**WHAT IS NEEDED:** For every line in the material, print that line exactly.

**TASK INPUT:**
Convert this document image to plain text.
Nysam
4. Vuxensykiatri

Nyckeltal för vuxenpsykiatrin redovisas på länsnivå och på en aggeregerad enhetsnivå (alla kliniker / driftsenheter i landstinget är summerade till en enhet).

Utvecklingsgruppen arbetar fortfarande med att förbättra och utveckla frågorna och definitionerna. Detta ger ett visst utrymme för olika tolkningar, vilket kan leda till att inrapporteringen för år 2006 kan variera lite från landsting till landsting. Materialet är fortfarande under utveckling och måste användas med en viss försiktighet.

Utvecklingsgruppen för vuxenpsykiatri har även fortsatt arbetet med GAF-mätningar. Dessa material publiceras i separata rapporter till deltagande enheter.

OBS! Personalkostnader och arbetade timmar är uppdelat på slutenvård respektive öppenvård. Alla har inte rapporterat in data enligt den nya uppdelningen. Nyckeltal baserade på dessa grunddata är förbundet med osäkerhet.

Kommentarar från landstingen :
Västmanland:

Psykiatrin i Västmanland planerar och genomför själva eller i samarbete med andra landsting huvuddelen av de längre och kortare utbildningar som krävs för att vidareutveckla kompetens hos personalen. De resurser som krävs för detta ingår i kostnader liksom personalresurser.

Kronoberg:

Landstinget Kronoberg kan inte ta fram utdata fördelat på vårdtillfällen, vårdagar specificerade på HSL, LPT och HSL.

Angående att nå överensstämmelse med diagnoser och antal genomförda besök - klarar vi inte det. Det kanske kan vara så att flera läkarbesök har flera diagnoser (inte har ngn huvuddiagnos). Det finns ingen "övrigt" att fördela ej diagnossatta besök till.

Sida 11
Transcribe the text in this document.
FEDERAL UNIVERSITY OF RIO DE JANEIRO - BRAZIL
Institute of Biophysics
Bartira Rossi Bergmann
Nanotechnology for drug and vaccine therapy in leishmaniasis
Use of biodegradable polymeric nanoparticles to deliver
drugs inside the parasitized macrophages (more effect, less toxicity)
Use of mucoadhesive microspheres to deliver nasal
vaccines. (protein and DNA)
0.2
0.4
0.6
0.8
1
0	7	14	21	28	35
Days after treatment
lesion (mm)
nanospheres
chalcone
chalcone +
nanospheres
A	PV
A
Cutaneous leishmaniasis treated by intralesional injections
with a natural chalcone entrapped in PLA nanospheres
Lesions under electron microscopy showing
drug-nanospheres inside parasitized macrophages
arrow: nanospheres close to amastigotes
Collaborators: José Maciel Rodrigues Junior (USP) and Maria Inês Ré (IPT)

**FINISHED TASK:**
Convert this document image to plain text.
Nysam
4. Vuxensykiatri

Nyckeltal för vuxenpsykiatrin redovisas på länsnivå och på en aggeregerad enhetsnivå (alla kliniker / driftsenheter i landstinget är summerade till en enhet).

Utvecklingsgruppen arbetar fortfarande med att förbättra och utveckla frågorna och definitionerna. Detta ger ett visst utrymme för olika tolkningar, vilket kan leda till att inrapporteringen för år 2006 kan variera lite från landsting till landsting. Materialet är fortfarande under utveckling och måste användas med en viss försiktighet.

Utvecklingsgruppen för vuxenpsykiatri har även fortsatt arbetet med GAF-mätningar. Dessa material publiceras i separata rapporter till deltagande enheter.

OBS! Personalkostnader och arbetade timmar är uppdelat på slutenvård respektive öppenvård. Alla har inte rapporterat in data enligt den nya uppdelningen. Nyckeltal baserade på dessa grunddata är förbundet med osäkerhet.

Kommentarar från landstingen :
Västmanland:

Psykiatrin i Västmanland planerar och genomför själva eller i samarbete med andra landsting huvuddelen av de längre och kortare utbildningar som krävs för att vidareutveckla kompetens hos personalen. De resurser som krävs för detta ingår i kostnader liksom personalresurser.

Kronoberg:

Landstinget Kronoberg kan inte ta fram utdata fördelat på vårdtillfällen, vårdagar specificerade på HSL, LPT och HSL.

Angående att nå överensstämmelse med diagnoser och antal genomförda besök - klarar vi inte det. Det kanske kan vara så att flera läkarbesök har flera diagnoser (inte har ngn huvuddiagnos). Det finns ingen "övrigt" att fördela ej diagnossatta besök till.

Sida 11
Transcribe the text in this document.
FEDERAL UNIVERSITY OF RIO DE JANEIRO - BRAZIL
Institute of Biophysics
Bartira Rossi Bergmann
Nanotechnology for drug and vaccine therapy in leishmaniasis
Use of biodegradable polymeric nanoparticles to deliver
drugs inside the parasitized macrophages (more effect, less toxicity)
Use of mucoadhesive microspheres to deliver nasal
vaccines. (protein and DNA)
0.2
0.4
0.6
0.8
1
0	7	14	21	28	35
Days after treatment
lesion (mm)
nanospheres
chalcone
chalcone +
nanospheres
A	PV
A
Cutaneous leishmaniasis treated by intralesional injections
with a natural chalcone entrapped in PLA nanospheres
Lesions under electron microscopy showing
drug-nanospheres inside parasitized macrophages
arrow: nanospheres close to amastigotes
Collaborators: José Maciel Rodrigues Junior (USP) and Maria Inês Ré (IPT)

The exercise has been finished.